### What is expected
Find the string "JavaWeb" in the listing and report every line that has it.

### Dataset extract
|---|
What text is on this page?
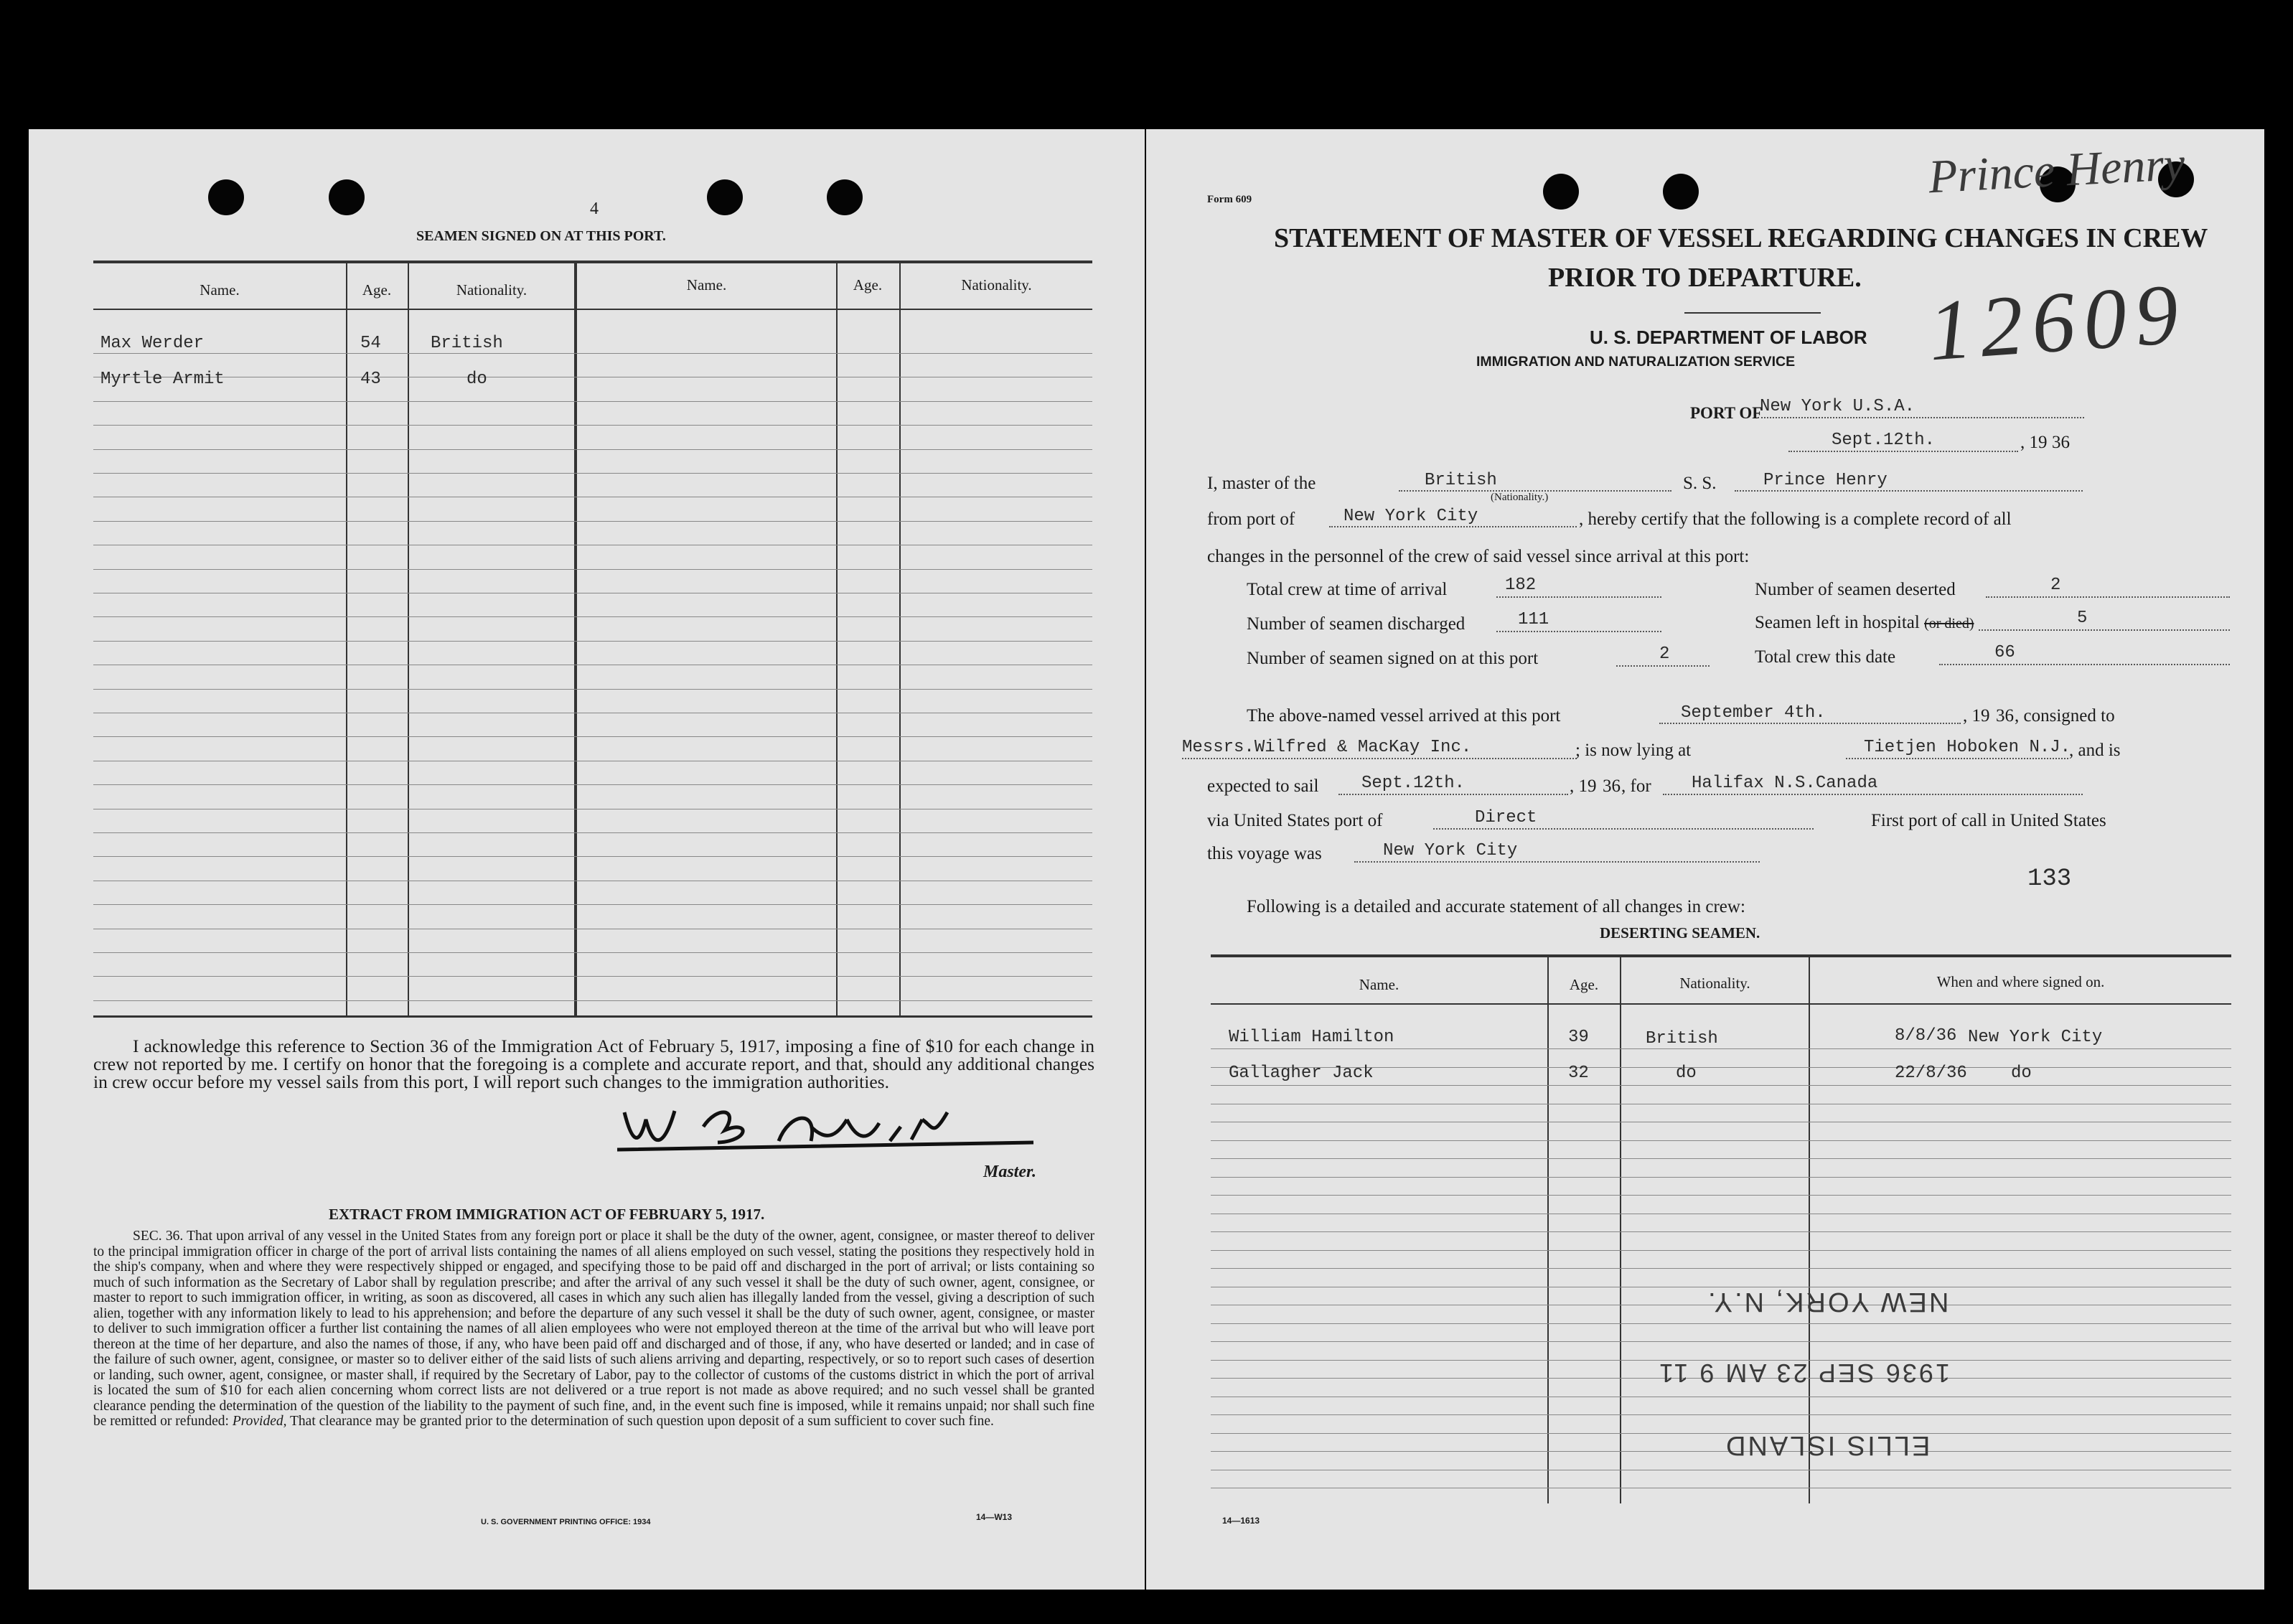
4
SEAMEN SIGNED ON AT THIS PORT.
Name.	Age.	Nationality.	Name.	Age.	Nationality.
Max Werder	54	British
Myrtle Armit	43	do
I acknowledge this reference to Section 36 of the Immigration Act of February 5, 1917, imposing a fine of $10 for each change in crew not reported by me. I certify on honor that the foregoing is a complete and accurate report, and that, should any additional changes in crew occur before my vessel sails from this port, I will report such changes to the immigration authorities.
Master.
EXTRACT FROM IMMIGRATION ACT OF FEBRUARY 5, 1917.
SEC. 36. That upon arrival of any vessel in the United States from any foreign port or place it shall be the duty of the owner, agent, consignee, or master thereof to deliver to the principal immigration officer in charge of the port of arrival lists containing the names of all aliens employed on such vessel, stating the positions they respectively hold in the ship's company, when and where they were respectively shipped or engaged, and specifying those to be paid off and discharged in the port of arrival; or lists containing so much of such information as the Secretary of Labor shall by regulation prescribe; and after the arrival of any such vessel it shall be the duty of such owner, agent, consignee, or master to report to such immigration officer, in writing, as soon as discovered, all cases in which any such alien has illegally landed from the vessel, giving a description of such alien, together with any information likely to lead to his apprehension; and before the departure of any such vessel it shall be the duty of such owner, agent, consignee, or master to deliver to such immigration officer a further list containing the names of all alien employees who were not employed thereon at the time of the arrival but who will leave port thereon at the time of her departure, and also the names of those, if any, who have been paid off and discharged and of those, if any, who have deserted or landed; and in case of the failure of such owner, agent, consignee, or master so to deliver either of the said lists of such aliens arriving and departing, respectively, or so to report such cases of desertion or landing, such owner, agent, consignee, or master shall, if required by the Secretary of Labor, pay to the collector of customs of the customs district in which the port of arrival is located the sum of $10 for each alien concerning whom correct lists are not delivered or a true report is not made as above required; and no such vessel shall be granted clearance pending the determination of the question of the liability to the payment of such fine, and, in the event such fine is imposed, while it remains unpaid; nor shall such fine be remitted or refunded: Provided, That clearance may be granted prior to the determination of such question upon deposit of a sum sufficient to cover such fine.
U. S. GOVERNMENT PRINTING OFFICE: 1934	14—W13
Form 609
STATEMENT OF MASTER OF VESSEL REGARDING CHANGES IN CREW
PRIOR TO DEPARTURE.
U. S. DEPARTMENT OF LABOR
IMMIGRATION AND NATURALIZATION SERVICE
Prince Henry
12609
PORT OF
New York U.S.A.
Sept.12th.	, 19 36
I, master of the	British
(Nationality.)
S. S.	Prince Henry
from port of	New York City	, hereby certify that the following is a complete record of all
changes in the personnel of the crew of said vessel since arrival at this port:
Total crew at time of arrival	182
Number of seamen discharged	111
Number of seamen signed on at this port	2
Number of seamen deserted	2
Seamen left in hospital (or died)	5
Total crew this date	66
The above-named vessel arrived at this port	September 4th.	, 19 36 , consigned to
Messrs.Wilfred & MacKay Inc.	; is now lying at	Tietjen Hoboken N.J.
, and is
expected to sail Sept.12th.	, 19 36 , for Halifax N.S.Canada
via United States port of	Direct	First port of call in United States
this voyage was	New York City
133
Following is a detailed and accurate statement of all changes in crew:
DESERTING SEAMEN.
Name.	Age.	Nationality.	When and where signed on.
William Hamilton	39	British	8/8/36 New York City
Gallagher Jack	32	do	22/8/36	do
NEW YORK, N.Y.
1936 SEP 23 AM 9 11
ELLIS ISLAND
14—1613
|---|
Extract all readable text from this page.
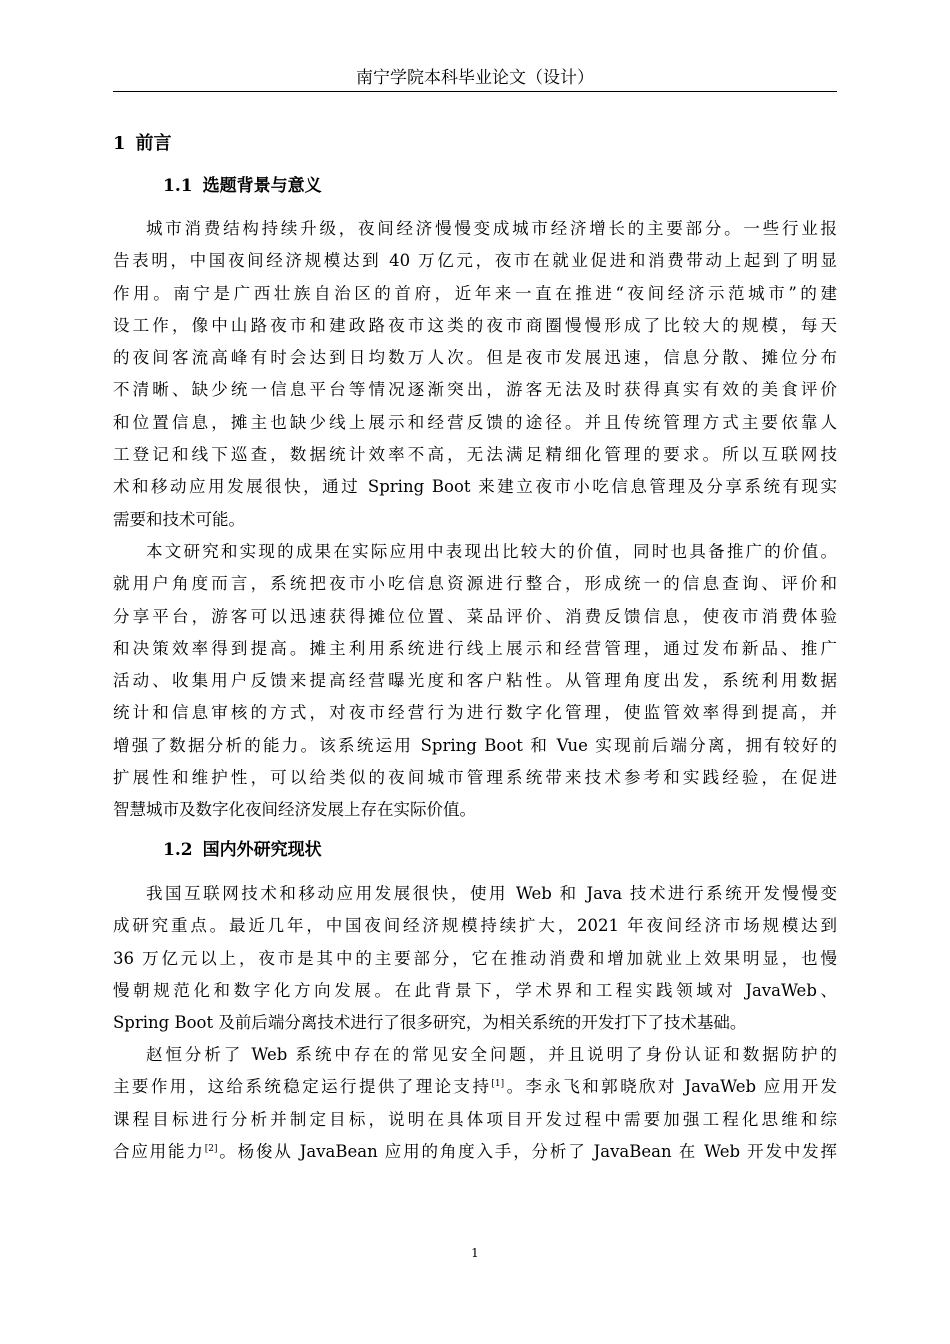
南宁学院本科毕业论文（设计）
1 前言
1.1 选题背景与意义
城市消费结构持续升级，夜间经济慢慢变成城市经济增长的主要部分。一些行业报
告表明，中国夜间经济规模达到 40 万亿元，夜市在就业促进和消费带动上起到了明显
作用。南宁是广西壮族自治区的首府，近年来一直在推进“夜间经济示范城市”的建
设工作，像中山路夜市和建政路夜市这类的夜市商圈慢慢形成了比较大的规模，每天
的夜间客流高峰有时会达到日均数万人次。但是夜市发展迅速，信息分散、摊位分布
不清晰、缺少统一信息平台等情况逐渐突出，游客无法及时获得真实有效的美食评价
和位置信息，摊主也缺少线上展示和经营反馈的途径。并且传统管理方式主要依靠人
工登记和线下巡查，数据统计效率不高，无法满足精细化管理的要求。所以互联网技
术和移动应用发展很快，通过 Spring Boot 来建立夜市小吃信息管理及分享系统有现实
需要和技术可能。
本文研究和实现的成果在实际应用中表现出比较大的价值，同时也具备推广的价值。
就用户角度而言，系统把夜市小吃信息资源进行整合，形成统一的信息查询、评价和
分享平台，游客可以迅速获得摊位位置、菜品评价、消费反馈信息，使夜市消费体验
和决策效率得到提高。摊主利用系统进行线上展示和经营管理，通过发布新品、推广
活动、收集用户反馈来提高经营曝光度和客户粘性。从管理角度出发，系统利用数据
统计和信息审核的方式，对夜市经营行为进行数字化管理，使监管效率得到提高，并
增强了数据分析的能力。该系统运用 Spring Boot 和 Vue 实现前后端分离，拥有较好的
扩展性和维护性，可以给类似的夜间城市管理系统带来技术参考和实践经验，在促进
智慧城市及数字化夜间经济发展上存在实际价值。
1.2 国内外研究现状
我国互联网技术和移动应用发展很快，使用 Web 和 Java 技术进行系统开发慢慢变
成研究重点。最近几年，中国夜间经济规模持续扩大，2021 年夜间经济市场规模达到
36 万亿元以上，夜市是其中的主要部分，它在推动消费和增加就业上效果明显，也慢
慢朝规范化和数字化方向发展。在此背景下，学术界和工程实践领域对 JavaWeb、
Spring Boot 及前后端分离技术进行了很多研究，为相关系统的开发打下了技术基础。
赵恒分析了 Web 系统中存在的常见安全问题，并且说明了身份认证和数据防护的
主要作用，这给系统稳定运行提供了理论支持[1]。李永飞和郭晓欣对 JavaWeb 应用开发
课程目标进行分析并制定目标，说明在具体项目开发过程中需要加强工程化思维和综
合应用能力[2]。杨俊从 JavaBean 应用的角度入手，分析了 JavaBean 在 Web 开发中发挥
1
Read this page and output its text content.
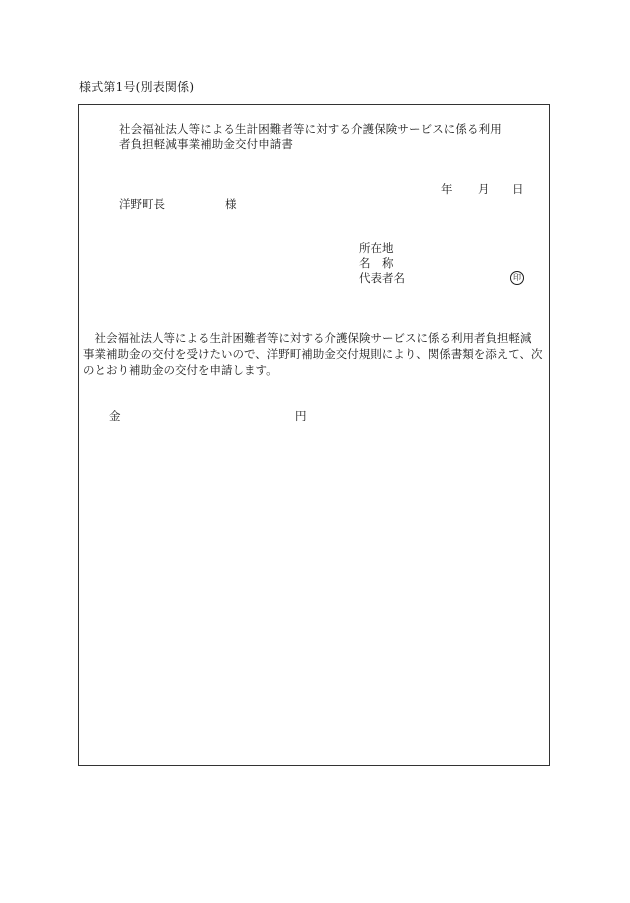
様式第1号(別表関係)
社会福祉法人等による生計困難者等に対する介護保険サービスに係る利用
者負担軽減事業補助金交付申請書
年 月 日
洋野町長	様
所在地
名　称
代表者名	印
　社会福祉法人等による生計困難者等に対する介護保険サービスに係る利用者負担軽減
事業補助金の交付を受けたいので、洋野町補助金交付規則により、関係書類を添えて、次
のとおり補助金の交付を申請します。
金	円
|---|
### Written reply
慢朝规范化和数字化方向发展。在此背景下，学术界和工程实践领域对 JavaWeb、
主要作用，这给系统稳定运行提供了理论支持[1]。李永飞和郭晓欣对 JavaWeb 应用开发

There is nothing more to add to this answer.